[start PROVIDED INFORMATION]

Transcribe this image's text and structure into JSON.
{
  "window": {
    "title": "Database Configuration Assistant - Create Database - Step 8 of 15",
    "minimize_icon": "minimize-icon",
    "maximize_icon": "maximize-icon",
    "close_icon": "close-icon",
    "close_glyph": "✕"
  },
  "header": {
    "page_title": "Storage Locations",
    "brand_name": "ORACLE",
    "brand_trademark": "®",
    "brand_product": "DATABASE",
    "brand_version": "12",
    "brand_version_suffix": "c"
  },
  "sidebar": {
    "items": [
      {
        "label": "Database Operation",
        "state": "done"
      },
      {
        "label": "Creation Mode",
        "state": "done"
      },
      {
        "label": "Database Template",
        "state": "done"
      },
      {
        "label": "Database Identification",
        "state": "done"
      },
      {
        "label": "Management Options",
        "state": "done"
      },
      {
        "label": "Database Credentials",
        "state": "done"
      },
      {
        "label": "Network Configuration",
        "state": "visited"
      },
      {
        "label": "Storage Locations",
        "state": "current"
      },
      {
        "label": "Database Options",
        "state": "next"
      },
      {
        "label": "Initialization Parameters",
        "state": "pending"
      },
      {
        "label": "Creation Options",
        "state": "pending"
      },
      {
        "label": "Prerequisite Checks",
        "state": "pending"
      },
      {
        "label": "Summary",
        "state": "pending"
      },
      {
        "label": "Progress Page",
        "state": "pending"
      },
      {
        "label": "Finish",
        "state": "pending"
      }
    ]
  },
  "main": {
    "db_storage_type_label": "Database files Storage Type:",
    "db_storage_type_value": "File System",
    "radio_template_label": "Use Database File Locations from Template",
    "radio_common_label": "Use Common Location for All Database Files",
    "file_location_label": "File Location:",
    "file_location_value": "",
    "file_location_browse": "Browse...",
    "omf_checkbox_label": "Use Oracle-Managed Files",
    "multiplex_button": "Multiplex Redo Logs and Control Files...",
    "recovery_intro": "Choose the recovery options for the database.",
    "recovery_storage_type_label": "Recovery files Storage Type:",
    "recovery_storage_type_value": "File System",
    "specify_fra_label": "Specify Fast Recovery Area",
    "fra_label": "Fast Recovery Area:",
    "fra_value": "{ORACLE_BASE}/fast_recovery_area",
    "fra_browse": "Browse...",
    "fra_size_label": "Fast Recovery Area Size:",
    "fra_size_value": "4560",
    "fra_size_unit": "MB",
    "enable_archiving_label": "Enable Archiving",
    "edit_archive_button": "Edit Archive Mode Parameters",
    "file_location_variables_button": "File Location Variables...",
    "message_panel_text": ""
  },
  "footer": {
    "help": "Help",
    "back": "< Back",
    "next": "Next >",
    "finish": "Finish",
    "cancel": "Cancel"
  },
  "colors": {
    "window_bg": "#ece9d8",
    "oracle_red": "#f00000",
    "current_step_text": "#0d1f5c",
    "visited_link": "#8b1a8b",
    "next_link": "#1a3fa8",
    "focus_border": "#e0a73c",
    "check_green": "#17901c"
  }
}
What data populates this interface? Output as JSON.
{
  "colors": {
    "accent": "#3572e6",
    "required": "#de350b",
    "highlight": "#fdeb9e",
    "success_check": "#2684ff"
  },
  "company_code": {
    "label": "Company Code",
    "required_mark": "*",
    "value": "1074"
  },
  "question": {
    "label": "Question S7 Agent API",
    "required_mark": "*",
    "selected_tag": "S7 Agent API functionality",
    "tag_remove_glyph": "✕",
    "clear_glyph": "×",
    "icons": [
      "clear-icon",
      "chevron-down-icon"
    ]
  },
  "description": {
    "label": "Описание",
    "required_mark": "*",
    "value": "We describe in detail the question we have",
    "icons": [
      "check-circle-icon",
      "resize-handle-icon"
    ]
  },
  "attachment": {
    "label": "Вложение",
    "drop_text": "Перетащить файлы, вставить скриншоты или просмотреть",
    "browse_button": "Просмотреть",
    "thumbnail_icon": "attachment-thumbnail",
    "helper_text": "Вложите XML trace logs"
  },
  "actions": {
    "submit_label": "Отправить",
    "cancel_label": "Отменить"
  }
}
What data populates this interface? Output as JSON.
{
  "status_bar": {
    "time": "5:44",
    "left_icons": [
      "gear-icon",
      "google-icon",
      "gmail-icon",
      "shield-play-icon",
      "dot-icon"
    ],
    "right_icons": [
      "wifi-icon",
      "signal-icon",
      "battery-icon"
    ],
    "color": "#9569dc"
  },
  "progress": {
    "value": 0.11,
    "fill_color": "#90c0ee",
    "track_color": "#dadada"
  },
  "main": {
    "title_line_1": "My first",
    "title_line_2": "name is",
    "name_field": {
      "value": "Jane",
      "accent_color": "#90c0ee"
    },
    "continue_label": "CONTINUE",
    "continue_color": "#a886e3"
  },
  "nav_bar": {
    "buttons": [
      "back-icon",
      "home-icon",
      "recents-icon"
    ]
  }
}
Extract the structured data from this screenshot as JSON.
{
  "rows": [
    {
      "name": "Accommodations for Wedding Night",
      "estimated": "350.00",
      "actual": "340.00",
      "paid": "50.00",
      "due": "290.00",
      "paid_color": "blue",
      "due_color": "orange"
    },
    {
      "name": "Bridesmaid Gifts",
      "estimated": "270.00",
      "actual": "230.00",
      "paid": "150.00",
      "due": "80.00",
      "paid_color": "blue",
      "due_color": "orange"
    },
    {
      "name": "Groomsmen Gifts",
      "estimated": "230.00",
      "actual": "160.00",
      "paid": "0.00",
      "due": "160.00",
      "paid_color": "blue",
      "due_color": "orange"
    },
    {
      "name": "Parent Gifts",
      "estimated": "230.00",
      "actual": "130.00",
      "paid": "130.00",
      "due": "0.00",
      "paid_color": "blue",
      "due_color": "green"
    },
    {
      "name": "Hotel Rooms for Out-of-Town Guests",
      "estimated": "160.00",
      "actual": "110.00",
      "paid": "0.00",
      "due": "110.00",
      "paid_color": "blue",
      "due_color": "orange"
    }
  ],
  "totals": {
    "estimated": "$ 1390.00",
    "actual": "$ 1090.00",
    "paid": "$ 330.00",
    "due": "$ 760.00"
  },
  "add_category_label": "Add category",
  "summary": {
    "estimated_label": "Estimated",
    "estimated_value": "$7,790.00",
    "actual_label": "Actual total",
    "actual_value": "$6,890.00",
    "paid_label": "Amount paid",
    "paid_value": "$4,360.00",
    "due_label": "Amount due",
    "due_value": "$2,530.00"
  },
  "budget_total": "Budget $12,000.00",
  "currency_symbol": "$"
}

[end PROVIDED INFORMATION]

| WHAT THE TASK ASKS |
Review the material and copy each line in which the word "Agent" appears.

| ANSWER TO THIS EXERCISE |
    "label": "Question S7 Agent API",
    "selected_tag": "S7 Agent API functionality",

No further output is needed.